Extracted records:
——————————
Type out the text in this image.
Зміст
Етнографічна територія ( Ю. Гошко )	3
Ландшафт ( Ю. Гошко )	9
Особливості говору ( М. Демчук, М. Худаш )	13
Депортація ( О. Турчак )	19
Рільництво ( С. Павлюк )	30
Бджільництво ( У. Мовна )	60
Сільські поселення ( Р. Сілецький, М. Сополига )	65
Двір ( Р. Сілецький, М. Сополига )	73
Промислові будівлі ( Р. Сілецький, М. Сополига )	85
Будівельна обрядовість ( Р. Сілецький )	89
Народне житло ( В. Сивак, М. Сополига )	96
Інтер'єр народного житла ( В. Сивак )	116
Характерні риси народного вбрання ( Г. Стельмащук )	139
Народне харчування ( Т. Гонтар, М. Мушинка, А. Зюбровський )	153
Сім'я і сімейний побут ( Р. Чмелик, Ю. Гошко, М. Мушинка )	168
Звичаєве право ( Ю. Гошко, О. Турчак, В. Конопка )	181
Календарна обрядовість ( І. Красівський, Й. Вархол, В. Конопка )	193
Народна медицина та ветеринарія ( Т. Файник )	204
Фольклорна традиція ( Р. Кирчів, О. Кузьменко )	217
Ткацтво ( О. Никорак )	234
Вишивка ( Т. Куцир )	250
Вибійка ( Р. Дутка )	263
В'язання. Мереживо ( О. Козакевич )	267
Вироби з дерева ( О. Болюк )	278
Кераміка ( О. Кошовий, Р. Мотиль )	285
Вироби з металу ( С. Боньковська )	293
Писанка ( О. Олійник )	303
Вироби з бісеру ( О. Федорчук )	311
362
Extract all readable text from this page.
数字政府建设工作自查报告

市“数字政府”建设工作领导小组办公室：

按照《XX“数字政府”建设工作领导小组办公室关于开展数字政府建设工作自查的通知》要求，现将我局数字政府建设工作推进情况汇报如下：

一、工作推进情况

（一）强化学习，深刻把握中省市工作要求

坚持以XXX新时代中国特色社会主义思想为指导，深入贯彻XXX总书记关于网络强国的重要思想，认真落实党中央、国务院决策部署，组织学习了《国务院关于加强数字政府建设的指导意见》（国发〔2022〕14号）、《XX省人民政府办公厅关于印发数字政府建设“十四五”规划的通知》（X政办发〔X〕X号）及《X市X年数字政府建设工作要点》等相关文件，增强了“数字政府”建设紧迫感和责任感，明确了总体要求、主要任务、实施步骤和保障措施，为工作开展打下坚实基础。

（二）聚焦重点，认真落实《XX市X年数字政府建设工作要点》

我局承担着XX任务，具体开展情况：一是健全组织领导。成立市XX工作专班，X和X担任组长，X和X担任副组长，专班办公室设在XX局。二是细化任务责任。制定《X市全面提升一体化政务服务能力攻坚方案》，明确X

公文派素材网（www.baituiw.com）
——————————
Goal of the exercise:
Keep only the lines that hold the string "this", and copy them out.

The reply:
Type out the text in this image.
Extract all readable text from this page.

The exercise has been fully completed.